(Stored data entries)
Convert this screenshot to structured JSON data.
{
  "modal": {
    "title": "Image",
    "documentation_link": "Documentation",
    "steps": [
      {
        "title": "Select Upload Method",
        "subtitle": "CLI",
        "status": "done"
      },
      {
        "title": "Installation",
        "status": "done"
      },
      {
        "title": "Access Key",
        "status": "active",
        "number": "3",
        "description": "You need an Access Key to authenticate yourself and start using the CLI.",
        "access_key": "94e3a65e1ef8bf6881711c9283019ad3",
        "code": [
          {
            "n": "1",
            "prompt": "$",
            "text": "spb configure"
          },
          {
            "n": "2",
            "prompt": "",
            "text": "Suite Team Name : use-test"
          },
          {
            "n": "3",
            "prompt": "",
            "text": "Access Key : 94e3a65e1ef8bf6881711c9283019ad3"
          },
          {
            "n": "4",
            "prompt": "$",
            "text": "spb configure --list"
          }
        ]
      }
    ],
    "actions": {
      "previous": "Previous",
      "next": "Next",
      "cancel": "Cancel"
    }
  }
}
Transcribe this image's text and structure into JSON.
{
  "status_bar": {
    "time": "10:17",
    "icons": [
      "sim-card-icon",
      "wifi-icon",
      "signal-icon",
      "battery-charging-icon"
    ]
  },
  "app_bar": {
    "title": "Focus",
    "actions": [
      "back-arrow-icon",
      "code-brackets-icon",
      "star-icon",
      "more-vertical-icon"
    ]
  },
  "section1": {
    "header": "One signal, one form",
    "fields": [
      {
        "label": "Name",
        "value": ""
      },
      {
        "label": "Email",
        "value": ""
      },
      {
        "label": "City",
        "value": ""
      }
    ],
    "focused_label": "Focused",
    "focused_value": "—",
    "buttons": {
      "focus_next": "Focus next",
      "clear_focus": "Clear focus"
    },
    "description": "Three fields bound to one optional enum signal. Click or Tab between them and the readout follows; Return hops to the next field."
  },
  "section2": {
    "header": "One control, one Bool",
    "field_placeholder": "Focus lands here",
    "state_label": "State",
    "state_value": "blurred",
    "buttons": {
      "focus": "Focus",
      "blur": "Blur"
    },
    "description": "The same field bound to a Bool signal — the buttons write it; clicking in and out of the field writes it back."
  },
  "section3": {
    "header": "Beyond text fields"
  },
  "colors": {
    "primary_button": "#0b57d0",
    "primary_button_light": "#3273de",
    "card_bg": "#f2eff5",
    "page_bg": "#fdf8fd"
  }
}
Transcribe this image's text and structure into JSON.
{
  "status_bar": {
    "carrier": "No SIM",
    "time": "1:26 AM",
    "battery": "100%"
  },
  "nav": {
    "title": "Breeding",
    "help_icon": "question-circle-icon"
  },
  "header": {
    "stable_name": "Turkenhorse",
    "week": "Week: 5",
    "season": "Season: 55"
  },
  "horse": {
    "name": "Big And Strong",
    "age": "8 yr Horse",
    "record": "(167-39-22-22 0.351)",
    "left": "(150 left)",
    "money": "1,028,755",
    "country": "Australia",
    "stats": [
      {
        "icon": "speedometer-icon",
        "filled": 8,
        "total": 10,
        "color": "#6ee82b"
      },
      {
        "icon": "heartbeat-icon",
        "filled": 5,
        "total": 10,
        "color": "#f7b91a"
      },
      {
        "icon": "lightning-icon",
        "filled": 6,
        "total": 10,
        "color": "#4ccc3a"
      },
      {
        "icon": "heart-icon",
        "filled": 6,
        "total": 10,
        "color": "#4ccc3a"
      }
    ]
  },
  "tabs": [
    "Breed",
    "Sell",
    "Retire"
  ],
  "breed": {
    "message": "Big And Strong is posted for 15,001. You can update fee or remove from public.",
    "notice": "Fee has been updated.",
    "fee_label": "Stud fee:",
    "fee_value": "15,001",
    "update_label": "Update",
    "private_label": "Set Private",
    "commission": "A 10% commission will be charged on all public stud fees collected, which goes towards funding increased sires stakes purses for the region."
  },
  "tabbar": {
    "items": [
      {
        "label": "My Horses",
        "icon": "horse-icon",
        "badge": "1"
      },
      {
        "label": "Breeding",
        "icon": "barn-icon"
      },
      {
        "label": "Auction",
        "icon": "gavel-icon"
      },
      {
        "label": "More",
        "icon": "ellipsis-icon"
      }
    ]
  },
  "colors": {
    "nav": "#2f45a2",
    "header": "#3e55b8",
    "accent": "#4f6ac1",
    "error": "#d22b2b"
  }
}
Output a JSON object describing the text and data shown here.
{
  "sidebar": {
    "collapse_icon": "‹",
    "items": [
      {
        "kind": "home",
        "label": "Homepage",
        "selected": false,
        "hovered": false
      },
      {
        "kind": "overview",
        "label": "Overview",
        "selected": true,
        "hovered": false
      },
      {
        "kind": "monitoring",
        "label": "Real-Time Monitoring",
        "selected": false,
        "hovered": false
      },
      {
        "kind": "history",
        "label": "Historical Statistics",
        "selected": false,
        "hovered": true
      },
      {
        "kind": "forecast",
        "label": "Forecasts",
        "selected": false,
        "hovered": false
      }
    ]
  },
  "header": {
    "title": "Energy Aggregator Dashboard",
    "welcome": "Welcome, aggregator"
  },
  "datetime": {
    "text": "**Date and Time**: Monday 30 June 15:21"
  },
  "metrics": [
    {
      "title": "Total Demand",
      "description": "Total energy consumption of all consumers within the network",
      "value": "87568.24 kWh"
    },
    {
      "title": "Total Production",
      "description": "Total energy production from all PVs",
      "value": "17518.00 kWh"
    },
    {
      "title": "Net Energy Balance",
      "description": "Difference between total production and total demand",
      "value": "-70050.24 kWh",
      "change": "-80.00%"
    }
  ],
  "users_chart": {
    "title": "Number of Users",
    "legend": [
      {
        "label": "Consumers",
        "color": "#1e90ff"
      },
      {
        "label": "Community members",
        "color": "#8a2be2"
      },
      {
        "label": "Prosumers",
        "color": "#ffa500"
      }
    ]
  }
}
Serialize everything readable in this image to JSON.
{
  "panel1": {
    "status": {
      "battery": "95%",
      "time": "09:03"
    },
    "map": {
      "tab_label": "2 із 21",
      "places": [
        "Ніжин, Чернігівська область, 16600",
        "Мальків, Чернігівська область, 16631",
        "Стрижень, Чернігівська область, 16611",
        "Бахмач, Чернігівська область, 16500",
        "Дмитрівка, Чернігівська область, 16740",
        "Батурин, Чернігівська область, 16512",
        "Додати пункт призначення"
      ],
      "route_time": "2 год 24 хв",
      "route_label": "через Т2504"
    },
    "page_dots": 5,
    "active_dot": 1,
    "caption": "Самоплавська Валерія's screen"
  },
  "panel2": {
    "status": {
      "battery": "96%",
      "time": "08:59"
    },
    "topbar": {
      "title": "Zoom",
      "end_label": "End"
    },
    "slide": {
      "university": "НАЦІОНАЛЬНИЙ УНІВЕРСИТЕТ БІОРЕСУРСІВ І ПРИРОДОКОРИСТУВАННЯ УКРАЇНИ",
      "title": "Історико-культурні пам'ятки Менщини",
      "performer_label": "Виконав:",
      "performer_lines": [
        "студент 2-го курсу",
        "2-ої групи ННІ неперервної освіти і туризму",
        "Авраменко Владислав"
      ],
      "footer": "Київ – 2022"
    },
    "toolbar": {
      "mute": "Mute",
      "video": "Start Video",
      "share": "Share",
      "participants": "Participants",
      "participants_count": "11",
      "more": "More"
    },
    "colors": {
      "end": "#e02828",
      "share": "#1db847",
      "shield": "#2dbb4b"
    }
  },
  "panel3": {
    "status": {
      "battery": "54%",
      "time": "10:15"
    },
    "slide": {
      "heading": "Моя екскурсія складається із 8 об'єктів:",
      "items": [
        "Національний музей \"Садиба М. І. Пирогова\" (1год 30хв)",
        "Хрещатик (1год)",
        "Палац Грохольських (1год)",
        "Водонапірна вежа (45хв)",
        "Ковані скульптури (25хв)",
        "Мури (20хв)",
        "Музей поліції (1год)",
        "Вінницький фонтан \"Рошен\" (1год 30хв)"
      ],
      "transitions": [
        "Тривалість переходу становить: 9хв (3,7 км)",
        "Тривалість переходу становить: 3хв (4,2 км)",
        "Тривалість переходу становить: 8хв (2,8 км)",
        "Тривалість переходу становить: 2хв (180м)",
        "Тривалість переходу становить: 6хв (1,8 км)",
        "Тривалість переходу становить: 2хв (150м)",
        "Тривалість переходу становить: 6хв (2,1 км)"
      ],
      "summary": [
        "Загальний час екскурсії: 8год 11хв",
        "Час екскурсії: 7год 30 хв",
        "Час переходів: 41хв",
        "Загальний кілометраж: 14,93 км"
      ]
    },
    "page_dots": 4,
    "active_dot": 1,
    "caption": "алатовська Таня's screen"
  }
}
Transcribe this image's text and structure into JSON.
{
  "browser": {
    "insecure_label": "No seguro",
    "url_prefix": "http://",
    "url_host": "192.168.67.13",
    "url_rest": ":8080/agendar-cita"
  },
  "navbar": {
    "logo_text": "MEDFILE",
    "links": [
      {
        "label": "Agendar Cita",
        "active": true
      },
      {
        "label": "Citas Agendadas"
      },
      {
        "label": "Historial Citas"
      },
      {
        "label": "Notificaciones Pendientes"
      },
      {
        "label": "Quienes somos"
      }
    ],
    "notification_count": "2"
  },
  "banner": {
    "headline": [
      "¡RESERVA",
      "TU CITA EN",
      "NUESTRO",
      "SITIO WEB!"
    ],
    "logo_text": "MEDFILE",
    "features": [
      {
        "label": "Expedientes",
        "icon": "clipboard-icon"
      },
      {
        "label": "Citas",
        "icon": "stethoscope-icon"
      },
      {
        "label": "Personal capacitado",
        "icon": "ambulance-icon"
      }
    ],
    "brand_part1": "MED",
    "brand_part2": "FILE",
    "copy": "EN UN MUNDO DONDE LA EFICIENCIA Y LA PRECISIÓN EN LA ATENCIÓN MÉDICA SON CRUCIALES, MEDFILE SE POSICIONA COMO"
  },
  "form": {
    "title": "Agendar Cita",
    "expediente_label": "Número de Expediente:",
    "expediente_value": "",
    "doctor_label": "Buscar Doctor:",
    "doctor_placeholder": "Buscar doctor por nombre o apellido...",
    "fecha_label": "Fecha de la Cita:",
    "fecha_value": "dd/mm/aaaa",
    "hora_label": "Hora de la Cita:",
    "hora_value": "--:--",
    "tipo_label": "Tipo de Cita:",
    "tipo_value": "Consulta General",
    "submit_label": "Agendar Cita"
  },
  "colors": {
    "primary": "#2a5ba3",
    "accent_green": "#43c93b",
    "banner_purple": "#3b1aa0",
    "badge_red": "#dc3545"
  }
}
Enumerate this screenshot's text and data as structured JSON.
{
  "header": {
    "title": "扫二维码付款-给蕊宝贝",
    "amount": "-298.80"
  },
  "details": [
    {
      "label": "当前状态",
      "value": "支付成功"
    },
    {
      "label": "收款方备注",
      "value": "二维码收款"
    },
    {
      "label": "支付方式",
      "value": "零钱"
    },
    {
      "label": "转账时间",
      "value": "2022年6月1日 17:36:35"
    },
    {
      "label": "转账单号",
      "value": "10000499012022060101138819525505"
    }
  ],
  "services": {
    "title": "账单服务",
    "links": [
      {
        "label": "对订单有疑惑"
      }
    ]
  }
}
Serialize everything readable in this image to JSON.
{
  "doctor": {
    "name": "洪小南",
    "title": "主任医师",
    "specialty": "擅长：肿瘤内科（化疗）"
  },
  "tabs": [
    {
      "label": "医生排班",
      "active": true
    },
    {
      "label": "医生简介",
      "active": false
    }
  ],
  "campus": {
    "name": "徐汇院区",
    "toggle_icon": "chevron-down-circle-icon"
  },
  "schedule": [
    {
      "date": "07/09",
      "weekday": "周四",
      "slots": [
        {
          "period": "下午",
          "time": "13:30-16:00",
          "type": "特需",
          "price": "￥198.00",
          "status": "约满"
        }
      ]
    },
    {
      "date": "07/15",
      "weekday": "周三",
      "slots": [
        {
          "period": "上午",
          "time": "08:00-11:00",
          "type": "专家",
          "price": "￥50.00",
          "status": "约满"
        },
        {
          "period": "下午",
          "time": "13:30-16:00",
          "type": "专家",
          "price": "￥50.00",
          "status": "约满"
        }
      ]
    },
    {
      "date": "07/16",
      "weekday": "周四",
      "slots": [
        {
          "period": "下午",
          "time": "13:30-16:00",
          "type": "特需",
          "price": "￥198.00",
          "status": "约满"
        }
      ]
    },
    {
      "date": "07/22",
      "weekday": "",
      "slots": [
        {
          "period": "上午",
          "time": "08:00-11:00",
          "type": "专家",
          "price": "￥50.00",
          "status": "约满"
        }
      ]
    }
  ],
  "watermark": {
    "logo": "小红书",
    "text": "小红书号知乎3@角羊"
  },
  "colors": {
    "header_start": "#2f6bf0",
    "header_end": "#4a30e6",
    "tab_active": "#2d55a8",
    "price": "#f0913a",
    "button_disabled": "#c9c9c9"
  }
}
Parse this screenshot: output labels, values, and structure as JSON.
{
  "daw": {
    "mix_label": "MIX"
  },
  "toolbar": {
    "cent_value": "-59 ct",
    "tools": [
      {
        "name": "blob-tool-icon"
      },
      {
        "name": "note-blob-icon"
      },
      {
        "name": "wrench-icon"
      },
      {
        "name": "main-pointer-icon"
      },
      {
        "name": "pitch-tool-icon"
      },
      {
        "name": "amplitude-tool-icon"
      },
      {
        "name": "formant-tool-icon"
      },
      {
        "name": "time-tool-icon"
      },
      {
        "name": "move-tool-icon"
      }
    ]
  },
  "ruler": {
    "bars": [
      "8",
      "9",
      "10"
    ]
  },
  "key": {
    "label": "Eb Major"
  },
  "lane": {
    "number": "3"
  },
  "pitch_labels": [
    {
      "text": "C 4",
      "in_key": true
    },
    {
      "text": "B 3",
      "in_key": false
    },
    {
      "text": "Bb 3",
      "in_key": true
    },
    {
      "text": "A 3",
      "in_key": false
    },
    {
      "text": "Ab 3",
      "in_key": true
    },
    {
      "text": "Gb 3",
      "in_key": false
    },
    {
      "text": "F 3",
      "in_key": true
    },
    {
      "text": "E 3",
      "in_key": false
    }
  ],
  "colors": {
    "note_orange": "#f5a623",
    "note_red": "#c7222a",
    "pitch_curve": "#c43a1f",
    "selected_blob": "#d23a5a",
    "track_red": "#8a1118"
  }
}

■ **OBJECTIVE**:
Copy only the stretch running from the line containing "Parse this screenshot: output" to the final line of the entries, both ends included, exactly as it stands.

■ **EXERCISE RESULT**:
Parse this screenshot: output labels, values, and structure as JSON.
{
  "daw": {
    "mix_label": "MIX"
  },
  "toolbar": {
    "cent_value": "-59 ct",
    "tools": [
      {
        "name": "blob-tool-icon"
      },
      {
        "name": "note-blob-icon"
      },
      {
        "name": "wrench-icon"
      },
      {
        "name": "main-pointer-icon"
      },
      {
        "name": "pitch-tool-icon"
      },
      {
        "name": "amplitude-tool-icon"
      },
      {
        "name": "formant-tool-icon"
      },
      {
        "name": "time-tool-icon"
      },
      {
        "name": "move-tool-icon"
      }
    ]
  },
  "ruler": {
    "bars": [
      "8",
      "9",
      "10"
    ]
  },
  "key": {
    "label": "Eb Major"
  },
  "lane": {
    "number": "3"
  },
  "pitch_labels": [
    {
      "text": "C 4",
      "in_key": true
    },
    {
      "text": "B 3",
      "in_key": false
    },
    {
      "text": "Bb 3",
      "in_key": true
    },
    {
      "text": "A 3",
      "in_key": false
    },
    {
      "text": "Ab 3",
      "in_key": true
    },
    {
      "text": "Gb 3",
      "in_key": false
    },
    {
      "text": "F 3",
      "in_key": true
    },
    {
      "text": "E 3",
      "in_key": false
    }
  ],
  "colors": {
    "note_orange": "#f5a623",
    "note_red": "#c7222a",
    "pitch_curve": "#c43a1f",
    "selected_blob": "#d23a5a",
    "track_red": "#8a1118"
  }
}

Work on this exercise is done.